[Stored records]

******

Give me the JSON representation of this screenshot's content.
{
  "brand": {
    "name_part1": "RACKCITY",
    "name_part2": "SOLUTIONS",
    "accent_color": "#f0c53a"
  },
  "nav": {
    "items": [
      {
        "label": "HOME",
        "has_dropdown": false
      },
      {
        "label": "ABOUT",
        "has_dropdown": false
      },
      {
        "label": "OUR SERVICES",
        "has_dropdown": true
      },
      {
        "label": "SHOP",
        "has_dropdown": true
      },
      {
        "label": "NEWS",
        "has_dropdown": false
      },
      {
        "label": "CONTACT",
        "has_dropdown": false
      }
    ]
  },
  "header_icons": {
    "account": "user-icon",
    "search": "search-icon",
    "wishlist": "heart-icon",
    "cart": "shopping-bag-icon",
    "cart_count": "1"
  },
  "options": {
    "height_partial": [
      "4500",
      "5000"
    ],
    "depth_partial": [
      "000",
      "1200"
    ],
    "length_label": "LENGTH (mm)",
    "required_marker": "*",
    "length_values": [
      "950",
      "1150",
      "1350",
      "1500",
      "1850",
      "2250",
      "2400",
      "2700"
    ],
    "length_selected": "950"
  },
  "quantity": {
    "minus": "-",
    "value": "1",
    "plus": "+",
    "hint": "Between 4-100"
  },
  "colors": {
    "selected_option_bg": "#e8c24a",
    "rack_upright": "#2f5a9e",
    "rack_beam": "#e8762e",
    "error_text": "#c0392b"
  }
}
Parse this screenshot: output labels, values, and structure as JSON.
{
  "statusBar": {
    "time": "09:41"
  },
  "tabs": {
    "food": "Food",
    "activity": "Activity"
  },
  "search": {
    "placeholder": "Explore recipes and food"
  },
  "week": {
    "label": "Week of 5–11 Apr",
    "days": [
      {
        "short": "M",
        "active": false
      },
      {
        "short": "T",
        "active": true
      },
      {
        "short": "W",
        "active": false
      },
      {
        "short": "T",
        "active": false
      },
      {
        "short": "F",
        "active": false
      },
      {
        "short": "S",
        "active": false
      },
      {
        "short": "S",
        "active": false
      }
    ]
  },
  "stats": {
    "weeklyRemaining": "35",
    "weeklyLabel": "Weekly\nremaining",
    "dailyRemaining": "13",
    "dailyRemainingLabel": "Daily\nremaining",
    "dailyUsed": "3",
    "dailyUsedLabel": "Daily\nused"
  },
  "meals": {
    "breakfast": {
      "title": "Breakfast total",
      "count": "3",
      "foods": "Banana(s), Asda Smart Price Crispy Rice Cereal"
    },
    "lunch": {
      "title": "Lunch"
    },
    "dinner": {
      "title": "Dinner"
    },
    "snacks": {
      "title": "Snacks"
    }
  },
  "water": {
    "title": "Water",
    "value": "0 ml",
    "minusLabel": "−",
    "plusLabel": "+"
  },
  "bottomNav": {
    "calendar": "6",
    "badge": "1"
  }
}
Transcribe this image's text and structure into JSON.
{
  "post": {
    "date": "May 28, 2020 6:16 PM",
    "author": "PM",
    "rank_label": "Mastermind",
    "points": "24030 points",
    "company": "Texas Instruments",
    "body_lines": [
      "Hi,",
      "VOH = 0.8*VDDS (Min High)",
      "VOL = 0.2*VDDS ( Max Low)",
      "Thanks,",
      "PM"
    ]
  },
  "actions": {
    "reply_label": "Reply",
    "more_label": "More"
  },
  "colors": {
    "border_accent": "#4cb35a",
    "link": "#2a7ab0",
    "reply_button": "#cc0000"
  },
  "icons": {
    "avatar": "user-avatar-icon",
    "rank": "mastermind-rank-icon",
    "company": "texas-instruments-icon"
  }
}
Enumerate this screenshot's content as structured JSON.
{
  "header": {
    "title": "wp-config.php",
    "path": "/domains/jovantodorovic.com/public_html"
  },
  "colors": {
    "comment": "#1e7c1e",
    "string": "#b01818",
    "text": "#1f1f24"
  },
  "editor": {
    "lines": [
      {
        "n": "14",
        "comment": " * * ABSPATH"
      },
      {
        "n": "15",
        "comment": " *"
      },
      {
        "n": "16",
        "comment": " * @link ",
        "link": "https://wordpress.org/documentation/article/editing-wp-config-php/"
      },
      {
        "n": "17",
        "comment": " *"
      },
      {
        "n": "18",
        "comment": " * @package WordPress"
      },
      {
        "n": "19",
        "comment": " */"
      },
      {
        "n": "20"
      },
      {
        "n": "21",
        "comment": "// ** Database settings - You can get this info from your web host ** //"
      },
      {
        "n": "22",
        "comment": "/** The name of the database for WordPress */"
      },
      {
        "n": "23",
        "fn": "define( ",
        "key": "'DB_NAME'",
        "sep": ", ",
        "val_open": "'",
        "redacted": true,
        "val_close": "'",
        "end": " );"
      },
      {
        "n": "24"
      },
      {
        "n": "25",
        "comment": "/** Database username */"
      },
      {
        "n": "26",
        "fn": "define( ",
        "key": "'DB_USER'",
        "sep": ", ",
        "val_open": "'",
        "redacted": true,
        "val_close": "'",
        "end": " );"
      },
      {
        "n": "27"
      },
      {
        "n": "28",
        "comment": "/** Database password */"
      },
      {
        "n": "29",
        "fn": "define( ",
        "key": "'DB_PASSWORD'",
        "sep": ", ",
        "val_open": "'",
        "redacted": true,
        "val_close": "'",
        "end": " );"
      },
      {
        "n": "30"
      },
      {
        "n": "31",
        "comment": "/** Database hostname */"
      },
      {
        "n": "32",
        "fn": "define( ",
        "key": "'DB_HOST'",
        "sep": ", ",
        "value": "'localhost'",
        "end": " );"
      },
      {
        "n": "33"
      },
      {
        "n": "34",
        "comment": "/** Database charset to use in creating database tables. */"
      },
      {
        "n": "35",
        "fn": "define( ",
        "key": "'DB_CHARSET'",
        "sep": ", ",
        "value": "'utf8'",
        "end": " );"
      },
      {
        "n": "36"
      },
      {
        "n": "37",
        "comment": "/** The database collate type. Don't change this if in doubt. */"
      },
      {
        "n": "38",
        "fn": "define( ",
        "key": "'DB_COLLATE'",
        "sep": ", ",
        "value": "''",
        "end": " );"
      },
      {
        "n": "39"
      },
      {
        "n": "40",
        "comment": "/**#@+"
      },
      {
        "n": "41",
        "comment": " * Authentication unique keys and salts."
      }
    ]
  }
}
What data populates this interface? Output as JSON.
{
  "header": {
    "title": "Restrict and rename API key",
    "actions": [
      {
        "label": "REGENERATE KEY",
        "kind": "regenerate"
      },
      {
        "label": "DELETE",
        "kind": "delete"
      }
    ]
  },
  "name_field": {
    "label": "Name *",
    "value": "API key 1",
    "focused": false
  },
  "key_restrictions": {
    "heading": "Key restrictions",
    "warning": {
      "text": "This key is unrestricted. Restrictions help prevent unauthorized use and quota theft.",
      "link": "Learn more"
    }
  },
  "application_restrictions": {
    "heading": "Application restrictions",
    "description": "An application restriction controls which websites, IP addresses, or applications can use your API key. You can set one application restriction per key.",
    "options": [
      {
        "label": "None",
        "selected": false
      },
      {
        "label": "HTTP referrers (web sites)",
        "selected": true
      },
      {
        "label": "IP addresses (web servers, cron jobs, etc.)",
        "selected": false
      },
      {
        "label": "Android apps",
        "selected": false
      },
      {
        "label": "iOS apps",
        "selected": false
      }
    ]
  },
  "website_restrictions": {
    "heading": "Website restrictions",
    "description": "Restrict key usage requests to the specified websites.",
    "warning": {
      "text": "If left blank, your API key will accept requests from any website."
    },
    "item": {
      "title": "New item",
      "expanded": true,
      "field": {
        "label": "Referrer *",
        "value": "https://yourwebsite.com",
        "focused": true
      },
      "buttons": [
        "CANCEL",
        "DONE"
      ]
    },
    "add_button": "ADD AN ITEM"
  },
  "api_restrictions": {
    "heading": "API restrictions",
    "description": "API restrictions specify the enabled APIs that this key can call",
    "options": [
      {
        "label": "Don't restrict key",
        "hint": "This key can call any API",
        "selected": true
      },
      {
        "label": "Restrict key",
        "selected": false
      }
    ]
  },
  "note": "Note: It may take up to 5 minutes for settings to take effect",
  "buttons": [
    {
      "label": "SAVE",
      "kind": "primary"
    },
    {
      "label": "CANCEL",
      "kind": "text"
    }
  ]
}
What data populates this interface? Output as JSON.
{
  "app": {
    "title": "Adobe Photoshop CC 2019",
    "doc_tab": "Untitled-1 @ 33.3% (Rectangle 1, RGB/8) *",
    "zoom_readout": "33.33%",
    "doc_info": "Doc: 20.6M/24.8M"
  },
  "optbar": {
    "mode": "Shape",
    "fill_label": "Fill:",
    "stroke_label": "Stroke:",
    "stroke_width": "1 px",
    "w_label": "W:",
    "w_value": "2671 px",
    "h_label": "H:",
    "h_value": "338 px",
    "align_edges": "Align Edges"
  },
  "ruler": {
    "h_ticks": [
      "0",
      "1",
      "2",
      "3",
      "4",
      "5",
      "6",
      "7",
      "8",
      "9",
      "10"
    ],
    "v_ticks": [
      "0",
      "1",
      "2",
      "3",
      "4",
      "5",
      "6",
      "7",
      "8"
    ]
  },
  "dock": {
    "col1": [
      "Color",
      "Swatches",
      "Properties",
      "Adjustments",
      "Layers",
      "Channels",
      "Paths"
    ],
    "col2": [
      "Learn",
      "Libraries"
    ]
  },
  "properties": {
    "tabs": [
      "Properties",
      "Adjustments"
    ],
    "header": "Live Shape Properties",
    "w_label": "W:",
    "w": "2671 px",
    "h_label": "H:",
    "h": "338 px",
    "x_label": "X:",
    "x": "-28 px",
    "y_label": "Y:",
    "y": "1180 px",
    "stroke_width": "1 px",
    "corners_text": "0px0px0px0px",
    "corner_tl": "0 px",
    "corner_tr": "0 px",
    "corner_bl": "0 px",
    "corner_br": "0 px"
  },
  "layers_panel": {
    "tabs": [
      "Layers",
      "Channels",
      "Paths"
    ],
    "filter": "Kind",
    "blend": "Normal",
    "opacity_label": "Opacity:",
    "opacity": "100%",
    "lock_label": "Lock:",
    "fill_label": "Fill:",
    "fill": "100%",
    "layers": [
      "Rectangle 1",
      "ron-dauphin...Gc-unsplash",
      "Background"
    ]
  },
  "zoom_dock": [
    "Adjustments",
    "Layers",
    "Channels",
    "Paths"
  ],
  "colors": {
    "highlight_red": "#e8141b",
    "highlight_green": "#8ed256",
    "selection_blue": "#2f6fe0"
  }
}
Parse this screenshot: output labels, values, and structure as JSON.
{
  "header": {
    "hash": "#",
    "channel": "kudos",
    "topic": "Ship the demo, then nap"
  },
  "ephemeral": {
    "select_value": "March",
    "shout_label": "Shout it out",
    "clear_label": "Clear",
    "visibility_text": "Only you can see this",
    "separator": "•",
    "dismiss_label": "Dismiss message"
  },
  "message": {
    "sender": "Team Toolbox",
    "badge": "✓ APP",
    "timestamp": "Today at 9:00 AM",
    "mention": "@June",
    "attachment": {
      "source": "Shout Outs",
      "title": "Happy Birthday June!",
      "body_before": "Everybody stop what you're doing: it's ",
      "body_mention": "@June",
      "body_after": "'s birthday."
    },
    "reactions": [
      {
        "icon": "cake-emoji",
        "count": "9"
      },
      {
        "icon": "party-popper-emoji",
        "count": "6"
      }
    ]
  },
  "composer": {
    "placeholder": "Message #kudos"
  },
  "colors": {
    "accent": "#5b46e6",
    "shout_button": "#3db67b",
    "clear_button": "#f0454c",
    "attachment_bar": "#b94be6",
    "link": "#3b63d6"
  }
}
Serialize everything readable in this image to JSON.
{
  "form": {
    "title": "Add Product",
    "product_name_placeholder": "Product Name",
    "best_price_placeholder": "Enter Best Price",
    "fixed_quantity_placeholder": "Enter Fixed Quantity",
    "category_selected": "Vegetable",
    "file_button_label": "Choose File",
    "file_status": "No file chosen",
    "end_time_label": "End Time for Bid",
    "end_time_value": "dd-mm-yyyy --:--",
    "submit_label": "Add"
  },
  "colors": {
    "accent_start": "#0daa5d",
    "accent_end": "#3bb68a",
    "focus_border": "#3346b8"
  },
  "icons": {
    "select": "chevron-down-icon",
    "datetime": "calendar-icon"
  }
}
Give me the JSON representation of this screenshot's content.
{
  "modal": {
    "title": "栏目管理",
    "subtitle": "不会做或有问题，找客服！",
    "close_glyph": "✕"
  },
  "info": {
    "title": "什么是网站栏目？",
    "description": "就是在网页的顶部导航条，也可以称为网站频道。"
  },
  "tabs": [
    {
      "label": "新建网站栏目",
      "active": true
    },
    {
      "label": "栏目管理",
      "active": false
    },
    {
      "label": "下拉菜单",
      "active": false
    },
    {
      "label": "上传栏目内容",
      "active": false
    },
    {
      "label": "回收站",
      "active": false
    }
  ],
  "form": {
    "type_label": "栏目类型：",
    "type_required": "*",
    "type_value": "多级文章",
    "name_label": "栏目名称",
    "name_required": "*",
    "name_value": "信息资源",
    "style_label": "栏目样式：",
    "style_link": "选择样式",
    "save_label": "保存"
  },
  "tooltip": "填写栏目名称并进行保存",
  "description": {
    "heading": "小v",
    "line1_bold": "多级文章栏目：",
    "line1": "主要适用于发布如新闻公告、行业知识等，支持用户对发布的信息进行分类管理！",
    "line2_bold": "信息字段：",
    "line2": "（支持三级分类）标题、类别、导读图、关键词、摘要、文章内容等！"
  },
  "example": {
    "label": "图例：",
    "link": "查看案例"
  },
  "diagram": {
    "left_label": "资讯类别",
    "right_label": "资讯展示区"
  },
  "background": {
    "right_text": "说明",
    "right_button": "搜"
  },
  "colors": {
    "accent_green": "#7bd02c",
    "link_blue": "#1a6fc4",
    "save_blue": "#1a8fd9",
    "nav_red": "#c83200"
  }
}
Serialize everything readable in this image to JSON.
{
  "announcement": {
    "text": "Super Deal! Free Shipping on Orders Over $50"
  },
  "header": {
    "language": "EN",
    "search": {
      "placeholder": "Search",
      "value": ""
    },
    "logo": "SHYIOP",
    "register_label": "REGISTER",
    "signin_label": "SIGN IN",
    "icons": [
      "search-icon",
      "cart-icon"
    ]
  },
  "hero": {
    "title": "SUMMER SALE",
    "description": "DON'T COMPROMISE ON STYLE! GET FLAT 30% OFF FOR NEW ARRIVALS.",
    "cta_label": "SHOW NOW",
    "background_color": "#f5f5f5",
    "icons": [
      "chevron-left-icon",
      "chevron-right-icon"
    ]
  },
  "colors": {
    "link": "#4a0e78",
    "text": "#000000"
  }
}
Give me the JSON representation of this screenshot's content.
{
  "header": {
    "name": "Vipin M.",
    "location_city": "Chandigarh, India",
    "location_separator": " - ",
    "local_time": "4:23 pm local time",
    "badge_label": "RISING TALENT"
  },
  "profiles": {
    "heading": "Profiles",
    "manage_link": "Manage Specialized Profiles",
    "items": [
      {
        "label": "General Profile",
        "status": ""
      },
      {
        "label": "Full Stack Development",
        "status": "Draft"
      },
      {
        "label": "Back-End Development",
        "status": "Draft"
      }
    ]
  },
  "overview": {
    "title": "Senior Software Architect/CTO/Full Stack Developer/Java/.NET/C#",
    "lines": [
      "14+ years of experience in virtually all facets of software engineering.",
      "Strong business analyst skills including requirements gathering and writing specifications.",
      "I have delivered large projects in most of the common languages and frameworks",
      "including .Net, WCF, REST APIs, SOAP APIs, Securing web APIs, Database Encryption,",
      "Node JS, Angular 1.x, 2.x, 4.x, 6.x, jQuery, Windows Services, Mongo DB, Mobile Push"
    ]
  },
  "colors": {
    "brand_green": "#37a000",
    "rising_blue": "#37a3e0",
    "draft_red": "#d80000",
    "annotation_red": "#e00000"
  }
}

******

Pick out the lines containing the string "heading" and show them.

    "heading": "Key restrictions",
    "heading": "Application restrictions",
    "heading": "Website restrictions",
    "heading": "API restrictions",
    "heading": "小v",
    "heading": "Profiles",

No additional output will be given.